Filter out everything except lines holding "предоставлении".

● Stored records
• • •

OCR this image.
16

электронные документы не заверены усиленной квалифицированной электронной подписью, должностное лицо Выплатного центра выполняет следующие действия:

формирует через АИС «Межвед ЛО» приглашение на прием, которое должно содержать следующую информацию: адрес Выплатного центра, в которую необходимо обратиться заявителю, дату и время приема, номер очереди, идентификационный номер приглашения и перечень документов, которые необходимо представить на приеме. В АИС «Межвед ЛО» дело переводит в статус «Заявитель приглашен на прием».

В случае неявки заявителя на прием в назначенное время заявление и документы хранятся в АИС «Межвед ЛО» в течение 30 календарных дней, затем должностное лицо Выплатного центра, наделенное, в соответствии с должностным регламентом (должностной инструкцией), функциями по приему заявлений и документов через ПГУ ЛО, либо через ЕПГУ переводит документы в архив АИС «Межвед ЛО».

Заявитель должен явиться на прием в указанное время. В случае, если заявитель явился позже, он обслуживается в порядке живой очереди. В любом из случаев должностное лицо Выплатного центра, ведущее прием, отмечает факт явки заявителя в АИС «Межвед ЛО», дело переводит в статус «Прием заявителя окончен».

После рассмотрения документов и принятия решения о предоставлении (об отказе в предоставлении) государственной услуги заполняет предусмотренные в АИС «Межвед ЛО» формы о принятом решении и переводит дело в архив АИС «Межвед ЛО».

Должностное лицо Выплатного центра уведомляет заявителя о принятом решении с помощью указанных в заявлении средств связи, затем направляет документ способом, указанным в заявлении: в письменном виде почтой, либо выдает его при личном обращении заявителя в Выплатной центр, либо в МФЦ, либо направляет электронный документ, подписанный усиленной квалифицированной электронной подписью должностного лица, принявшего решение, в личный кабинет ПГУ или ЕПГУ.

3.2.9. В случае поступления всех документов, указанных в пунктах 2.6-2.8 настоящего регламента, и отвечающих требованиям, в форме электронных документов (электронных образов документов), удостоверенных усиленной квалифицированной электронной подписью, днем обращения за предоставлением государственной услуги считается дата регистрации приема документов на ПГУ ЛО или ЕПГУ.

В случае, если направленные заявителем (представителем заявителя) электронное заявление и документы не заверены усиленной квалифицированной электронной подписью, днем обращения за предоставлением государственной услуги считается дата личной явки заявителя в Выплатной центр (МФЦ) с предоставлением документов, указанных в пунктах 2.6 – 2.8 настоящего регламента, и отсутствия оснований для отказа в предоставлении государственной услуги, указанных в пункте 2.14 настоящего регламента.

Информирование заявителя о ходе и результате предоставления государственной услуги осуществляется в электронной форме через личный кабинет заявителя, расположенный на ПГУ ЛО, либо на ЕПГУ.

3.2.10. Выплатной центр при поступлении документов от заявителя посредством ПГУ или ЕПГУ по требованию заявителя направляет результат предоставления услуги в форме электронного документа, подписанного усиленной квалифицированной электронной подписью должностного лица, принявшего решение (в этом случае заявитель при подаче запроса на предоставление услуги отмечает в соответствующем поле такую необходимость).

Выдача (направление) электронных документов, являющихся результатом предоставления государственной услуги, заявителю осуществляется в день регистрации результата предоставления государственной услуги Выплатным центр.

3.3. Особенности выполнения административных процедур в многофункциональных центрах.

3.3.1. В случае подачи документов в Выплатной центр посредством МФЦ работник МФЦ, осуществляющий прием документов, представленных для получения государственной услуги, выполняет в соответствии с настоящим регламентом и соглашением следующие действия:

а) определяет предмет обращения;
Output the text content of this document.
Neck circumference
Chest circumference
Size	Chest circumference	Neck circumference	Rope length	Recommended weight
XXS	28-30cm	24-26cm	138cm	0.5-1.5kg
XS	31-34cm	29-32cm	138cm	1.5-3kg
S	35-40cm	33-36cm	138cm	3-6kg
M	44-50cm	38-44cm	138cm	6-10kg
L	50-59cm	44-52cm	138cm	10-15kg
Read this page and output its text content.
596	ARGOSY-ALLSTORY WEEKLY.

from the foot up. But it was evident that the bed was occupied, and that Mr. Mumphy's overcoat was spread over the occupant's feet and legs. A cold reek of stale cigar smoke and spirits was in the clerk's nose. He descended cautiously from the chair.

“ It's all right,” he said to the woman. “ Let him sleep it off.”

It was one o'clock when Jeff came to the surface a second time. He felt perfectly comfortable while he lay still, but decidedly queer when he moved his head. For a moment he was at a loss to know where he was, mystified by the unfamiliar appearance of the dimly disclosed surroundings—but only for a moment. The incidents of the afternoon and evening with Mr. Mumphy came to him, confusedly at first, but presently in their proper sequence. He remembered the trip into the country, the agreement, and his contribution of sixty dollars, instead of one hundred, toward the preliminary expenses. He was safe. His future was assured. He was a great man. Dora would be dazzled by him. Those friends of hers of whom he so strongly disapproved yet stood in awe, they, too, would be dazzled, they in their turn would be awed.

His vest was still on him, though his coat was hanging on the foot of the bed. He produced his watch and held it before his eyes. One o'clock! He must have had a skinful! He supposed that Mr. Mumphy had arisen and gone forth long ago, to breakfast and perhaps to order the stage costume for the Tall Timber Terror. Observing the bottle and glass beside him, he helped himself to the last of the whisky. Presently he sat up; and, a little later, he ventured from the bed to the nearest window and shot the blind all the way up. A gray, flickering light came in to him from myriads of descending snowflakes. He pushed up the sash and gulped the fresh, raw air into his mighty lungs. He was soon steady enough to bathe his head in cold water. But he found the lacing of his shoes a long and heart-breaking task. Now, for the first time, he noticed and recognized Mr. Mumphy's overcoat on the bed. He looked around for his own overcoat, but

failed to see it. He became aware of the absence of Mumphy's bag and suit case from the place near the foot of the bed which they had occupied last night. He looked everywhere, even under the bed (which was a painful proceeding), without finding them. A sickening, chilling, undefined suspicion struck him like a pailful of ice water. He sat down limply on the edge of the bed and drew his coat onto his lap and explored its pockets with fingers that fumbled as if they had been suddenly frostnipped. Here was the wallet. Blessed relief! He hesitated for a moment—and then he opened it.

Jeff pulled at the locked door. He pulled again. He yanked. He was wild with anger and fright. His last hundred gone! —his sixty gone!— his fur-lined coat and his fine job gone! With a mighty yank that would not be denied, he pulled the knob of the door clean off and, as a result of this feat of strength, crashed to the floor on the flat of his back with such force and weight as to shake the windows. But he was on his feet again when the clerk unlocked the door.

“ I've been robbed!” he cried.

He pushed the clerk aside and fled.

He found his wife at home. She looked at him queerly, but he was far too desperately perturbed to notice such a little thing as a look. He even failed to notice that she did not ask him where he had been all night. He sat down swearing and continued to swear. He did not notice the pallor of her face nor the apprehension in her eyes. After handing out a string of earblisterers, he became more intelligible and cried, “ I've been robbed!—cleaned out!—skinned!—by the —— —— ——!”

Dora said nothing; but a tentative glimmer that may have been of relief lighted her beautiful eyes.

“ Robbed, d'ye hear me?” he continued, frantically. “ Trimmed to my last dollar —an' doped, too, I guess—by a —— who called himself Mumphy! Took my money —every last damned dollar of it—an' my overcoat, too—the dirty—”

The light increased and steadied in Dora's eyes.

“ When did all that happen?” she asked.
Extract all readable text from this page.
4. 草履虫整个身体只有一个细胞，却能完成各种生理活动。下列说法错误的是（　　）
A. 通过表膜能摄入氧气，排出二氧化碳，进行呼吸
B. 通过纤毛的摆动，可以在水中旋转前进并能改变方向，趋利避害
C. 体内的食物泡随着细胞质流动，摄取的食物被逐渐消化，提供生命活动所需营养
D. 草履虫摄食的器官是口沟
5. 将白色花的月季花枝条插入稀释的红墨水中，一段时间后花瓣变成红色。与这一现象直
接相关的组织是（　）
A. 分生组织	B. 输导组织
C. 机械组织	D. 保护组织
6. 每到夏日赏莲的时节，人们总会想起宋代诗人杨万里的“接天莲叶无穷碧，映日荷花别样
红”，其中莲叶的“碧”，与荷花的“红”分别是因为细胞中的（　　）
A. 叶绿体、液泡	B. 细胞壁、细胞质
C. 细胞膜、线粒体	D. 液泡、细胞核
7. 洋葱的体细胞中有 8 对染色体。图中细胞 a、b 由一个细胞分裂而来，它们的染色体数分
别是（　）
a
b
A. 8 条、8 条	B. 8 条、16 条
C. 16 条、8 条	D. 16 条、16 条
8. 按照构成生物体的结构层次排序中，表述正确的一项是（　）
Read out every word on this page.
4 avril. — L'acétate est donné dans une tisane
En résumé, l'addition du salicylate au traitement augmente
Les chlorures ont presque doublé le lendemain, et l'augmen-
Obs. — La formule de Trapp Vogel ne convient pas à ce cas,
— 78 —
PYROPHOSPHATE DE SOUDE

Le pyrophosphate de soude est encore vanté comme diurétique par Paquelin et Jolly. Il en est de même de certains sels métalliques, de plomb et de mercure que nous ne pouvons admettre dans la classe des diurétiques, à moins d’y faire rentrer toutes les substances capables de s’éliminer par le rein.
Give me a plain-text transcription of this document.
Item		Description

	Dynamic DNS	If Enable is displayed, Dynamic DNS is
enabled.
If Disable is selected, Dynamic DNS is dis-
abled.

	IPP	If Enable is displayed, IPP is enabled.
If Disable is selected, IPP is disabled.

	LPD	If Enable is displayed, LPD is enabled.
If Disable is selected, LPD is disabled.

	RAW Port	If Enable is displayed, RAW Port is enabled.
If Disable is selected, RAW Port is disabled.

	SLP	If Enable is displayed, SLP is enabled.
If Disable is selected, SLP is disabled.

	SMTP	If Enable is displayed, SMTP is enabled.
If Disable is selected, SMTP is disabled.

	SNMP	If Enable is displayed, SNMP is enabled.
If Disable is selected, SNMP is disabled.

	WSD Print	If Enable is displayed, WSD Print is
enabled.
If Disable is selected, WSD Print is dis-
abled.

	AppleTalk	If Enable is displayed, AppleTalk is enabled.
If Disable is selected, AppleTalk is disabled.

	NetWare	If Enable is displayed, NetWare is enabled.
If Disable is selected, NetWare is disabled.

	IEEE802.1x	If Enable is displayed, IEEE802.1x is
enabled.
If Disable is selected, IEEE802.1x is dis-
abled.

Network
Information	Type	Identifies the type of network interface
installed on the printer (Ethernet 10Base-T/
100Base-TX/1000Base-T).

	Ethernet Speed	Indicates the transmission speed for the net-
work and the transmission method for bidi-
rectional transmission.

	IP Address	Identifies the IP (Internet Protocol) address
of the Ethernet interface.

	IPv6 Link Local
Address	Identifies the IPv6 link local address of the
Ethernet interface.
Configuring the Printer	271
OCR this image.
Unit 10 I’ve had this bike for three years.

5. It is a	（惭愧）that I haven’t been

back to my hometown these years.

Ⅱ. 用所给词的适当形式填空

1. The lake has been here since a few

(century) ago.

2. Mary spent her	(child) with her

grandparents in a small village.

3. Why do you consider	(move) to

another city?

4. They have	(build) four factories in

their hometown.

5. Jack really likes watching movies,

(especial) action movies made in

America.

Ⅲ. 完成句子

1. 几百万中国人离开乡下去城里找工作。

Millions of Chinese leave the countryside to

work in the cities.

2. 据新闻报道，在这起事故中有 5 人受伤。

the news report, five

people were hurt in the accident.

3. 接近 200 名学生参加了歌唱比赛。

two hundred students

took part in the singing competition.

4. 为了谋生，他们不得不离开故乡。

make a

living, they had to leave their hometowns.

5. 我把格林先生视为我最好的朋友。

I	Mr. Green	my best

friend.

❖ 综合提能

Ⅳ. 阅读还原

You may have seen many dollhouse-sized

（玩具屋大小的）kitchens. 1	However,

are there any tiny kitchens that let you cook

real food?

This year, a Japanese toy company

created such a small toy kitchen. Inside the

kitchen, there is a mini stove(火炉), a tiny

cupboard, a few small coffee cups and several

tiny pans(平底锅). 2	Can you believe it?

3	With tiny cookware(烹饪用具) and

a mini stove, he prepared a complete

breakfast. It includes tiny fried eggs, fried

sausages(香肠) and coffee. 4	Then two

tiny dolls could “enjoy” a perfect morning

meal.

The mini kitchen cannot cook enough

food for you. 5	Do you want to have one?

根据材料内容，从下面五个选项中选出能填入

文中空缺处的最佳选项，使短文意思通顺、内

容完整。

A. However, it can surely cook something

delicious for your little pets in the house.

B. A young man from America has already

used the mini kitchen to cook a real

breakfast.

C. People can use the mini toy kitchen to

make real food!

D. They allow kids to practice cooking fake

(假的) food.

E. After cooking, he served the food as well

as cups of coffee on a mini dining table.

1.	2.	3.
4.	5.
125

• • •

● Output below
После рассмотрения документов и принятия решения о предоставлении (об отказе в предоставлении) государственной услуги заполняет предусмотренные в АИС «Межвед ЛО» формы о принятом решении и переводит дело в архив АИС «Межвед ЛО».
В случае, если направленные заявителем (представителем заявителя) электронное заявление и документы не заверены усиленной квалифицированной электронной подписью, днем обращения за предоставлением государственной услуги считается дата личной явки заявителя в Выплатной центр (МФЦ) с предоставлением документов, указанных в пунктах 2.6 – 2.8 настоящего регламента, и отсутствия оснований для отказа в предоставлении государственной услуги, указанных в пункте 2.14 настоящего регламента.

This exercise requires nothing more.